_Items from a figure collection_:
------------

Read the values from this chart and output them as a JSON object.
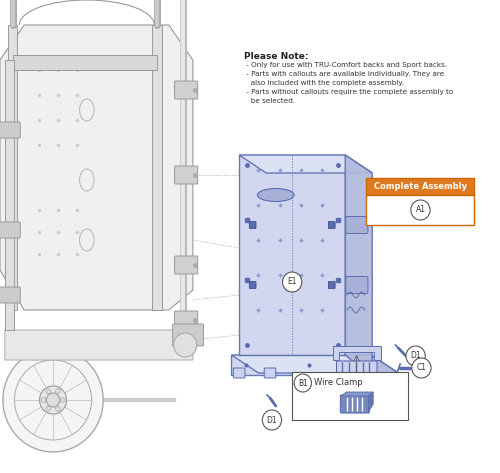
{
  "background_color": "#ffffff",
  "note_title": "Please Note:",
  "note_lines": [
    " - Only for use with TRU-Comfort backs and Sport backs.",
    " - Parts with callouts are available individually. They are",
    "   also included with the complete assembly.",
    " - Parts without callouts require the complete assembly to",
    "   be selected."
  ],
  "complete_assembly_label": "Complete Assembly",
  "complete_assembly_color": "#e07820",
  "wire_clamp_label": "Wire Clamp",
  "part_color": "#5a6db0",
  "part_fill": "#cdd3ee",
  "part_fill_dark": "#a8b0d8",
  "part_fill_side": "#b0b8dc",
  "frame_color": "#aaaaaa",
  "frame_fill": "#e8e8e8",
  "dashed_color": "#aaaaaa",
  "callout_ec": "#555555",
  "callout_fc": "#ffffff",
  "callout_text": "#333333"
}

------------

_DIRECTION_: Of all the lines above, how many contain the word "ffffff"? Answer with only the number.

_ANSWER TO THIS PROBLEM_: 2